** START OF DATA SHOWN **

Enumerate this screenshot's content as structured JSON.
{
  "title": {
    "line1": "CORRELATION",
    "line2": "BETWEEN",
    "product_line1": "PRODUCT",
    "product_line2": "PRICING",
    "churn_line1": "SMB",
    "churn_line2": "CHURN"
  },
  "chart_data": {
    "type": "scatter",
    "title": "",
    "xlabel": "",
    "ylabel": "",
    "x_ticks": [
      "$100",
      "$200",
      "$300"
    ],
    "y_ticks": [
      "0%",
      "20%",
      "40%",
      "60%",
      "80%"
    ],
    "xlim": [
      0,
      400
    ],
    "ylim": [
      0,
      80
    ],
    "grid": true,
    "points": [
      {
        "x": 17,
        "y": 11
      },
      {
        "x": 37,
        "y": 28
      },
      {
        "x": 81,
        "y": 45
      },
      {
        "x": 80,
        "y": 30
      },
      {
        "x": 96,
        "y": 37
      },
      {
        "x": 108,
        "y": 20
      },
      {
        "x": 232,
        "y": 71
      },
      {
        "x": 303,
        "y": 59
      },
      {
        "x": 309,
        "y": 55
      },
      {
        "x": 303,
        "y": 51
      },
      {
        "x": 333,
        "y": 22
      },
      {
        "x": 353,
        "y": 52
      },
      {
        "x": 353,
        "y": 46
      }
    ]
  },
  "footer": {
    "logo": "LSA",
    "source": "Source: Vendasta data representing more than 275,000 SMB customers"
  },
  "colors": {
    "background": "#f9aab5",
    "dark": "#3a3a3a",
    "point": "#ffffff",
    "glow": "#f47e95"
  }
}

** END OF DATA SHOWN **

__WORK TO COMPLETE__
Print the material once more, exactly.

__RESPONSE__
Enumerate this screenshot's content as structured JSON.
{
  "title": {
    "line1": "CORRELATION",
    "line2": "BETWEEN",
    "product_line1": "PRODUCT",
    "product_line2": "PRICING",
    "churn_line1": "SMB",
    "churn_line2": "CHURN"
  },
  "chart_data": {
    "type": "scatter",
    "title": "",
    "xlabel": "",
    "ylabel": "",
    "x_ticks": [
      "$100",
      "$200",
      "$300"
    ],
    "y_ticks": [
      "0%",
      "20%",
      "40%",
      "60%",
      "80%"
    ],
    "xlim": [
      0,
      400
    ],
    "ylim": [
      0,
      80
    ],
    "grid": true,
    "points": [
      {
        "x": 17,
        "y": 11
      },
      {
        "x": 37,
        "y": 28
      },
      {
        "x": 81,
        "y": 45
      },
      {
        "x": 80,
        "y": 30
      },
      {
        "x": 96,
        "y": 37
      },
      {
        "x": 108,
        "y": 20
      },
      {
        "x": 232,
        "y": 71
      },
      {
        "x": 303,
        "y": 59
      },
      {
        "x": 309,
        "y": 55
      },
      {
        "x": 303,
        "y": 51
      },
      {
        "x": 333,
        "y": 22
      },
      {
        "x": 353,
        "y": 52
      },
      {
        "x": 353,
        "y": 46
      }
    ]
  },
  "footer": {
    "logo": "LSA",
    "source": "Source: Vendasta data representing more than 275,000 SMB customers"
  },
  "colors": {
    "background": "#f9aab5",
    "dark": "#3a3a3a",
    "point": "#ffffff",
    "glow": "#f47e95"
  }
}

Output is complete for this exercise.